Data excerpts
^^^^

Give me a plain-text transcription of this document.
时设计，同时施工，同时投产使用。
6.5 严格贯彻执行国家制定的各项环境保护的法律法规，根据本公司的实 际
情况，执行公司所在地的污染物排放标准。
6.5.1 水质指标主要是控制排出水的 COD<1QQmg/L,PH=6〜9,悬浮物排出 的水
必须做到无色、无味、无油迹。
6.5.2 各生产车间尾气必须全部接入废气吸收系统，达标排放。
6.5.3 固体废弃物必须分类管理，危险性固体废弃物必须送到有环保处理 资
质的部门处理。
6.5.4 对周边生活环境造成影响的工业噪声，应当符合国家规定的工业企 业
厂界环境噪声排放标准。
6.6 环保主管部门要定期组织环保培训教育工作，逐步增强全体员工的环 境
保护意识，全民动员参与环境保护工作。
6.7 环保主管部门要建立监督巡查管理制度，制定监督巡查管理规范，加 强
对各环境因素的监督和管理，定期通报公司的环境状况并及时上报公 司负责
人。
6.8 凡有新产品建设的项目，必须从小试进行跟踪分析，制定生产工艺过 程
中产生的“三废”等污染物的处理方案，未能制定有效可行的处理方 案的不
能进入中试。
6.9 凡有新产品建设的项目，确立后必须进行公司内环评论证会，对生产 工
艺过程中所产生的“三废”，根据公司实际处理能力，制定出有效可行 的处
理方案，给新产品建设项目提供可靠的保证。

^^^^

Short exercise:
Please reproduce each line exactly as written.

The result:
Give me a plain-text transcription of this document.
时设计，同时施工，同时投产使用。
6.5 严格贯彻执行国家制定的各项环境保护的法律法规，根据本公司的实 际
情况，执行公司所在地的污染物排放标准。
6.5.1 水质指标主要是控制排出水的 COD<1QQmg/L,PH=6〜9,悬浮物排出 的水
必须做到无色、无味、无油迹。
6.5.2 各生产车间尾气必须全部接入废气吸收系统，达标排放。
6.5.3 固体废弃物必须分类管理，危险性固体废弃物必须送到有环保处理 资
质的部门处理。
6.5.4 对周边生活环境造成影响的工业噪声，应当符合国家规定的工业企 业
厂界环境噪声排放标准。
6.6 环保主管部门要定期组织环保培训教育工作，逐步增强全体员工的环 境
保护意识，全民动员参与环境保护工作。
6.7 环保主管部门要建立监督巡查管理制度，制定监督巡查管理规范，加 强
对各环境因素的监督和管理，定期通报公司的环境状况并及时上报公 司负责
人。
6.8 凡有新产品建设的项目，必须从小试进行跟踪分析，制定生产工艺过 程
中产生的“三废”等污染物的处理方案，未能制定有效可行的处理方 案的不
能进入中试。
6.9 凡有新产品建设的项目，确立后必须进行公司内环评论证会，对生产 工
艺过程中所产生的“三废”，根据公司实际处理能力，制定出有效可行 的处
理方案，给新产品建设项目提供可靠的保证。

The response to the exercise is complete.